— START Record extracts —

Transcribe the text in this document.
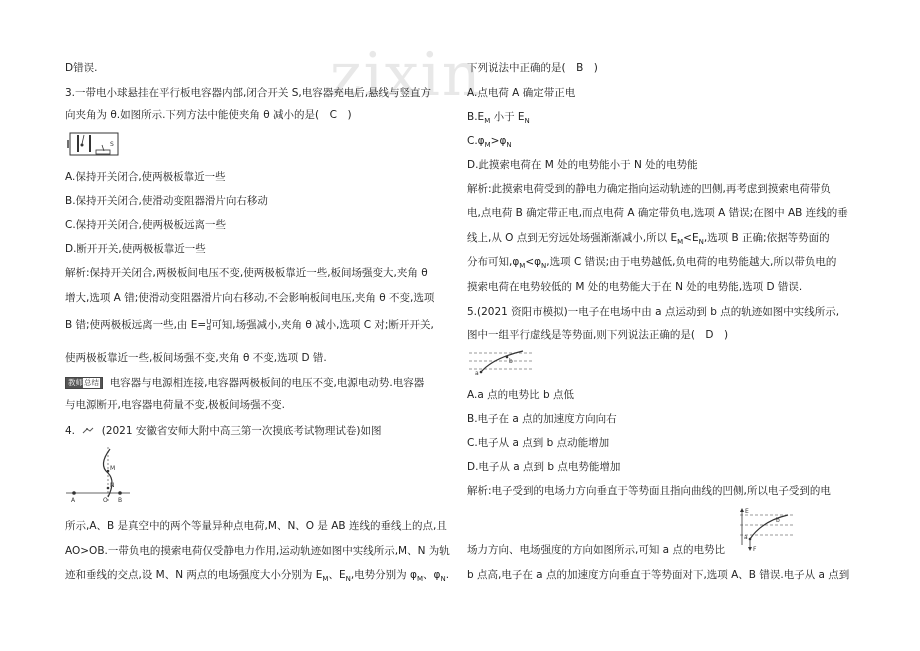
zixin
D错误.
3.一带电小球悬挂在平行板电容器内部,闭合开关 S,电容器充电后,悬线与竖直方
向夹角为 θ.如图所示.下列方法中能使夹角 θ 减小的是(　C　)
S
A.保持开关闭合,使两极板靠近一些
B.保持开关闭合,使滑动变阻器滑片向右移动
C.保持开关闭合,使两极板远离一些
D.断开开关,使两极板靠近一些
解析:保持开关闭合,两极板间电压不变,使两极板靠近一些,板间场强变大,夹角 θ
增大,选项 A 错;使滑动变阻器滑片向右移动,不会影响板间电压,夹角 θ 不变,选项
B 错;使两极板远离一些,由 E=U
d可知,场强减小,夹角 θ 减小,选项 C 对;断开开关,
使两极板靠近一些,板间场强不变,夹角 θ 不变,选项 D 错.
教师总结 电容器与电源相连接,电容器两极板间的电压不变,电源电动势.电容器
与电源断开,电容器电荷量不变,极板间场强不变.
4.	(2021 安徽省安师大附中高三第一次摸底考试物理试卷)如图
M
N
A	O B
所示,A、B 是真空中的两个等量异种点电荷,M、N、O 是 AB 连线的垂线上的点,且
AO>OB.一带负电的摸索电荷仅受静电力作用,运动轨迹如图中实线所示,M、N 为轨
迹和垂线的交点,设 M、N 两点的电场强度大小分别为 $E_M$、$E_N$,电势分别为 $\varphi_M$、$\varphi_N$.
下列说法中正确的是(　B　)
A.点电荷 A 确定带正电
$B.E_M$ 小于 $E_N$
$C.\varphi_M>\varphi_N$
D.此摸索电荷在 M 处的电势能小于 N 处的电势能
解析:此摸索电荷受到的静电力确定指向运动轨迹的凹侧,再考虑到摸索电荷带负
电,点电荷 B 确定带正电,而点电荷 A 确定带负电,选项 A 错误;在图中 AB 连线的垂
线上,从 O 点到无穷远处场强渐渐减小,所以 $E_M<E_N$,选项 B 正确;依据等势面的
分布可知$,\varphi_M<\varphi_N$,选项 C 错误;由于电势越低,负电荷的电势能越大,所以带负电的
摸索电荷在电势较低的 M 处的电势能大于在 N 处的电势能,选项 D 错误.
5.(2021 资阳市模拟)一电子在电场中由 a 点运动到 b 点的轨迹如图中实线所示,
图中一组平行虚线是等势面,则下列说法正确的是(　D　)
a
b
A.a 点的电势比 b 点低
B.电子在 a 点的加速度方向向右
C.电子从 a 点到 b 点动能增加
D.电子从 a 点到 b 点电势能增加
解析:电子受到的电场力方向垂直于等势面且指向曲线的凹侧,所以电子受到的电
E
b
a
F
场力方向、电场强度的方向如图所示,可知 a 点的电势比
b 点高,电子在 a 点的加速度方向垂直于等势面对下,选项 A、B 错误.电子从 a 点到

— END Record extracts —

_What is needed_. Write the full listing out again with every line unchanged, but include no pictures.

_Written answer_.
Transcribe the text in this document.
zixin
D错误.
3.一带电小球悬挂在平行板电容器内部,闭合开关 S,电容器充电后,悬线与竖直方
向夹角为 θ.如图所示.下列方法中能使夹角 θ 减小的是(　C　)
S
A.保持开关闭合,使两极板靠近一些
B.保持开关闭合,使滑动变阻器滑片向右移动
C.保持开关闭合,使两极板远离一些
D.断开开关,使两极板靠近一些
解析:保持开关闭合,两极板间电压不变,使两极板靠近一些,板间场强变大,夹角 θ
增大,选项 A 错;使滑动变阻器滑片向右移动,不会影响板间电压,夹角 θ 不变,选项
B 错;使两极板远离一些,由 E=U
d可知,场强减小,夹角 θ 减小,选项 C 对;断开开关,
使两极板靠近一些,板间场强不变,夹角 θ 不变,选项 D 错.
教师总结 电容器与电源相连接,电容器两极板间的电压不变,电源电动势.电容器
与电源断开,电容器电荷量不变,极板间场强不变.
4.	(2021 安徽省安师大附中高三第一次摸底考试物理试卷)如图
M
N
A	O B
所示,A、B 是真空中的两个等量异种点电荷,M、N、O 是 AB 连线的垂线上的点,且
AO>OB.一带负电的摸索电荷仅受静电力作用,运动轨迹如图中实线所示,M、N 为轨
迹和垂线的交点,设 M、N 两点的电场强度大小分别为 $E_M$、$E_N$,电势分别为 $\varphi_M$、$\varphi_N$.
下列说法中正确的是(　B　)
A.点电荷 A 确定带正电
$B.E_M$ 小于 $E_N$
$C.\varphi_M>\varphi_N$
D.此摸索电荷在 M 处的电势能小于 N 处的电势能
解析:此摸索电荷受到的静电力确定指向运动轨迹的凹侧,再考虑到摸索电荷带负
电,点电荷 B 确定带正电,而点电荷 A 确定带负电,选项 A 错误;在图中 AB 连线的垂
线上,从 O 点到无穷远处场强渐渐减小,所以 $E_M<E_N$,选项 B 正确;依据等势面的
分布可知$,\varphi_M<\varphi_N$,选项 C 错误;由于电势越低,负电荷的电势能越大,所以带负电的
摸索电荷在电势较低的 M 处的电势能大于在 N 处的电势能,选项 D 错误.
5.(2021 资阳市模拟)一电子在电场中由 a 点运动到 b 点的轨迹如图中实线所示,
图中一组平行虚线是等势面,则下列说法正确的是(　D　)
a
b
A.a 点的电势比 b 点低
B.电子在 a 点的加速度方向向右
C.电子从 a 点到 b 点动能增加
D.电子从 a 点到 b 点电势能增加
解析:电子受到的电场力方向垂直于等势面且指向曲线的凹侧,所以电子受到的电
E
b
a
F
场力方向、电场强度的方向如图所示,可知 a 点的电势比
b 点高,电子在 a 点的加速度方向垂直于等势面对下,选项 A、B 错误.电子从 a 点到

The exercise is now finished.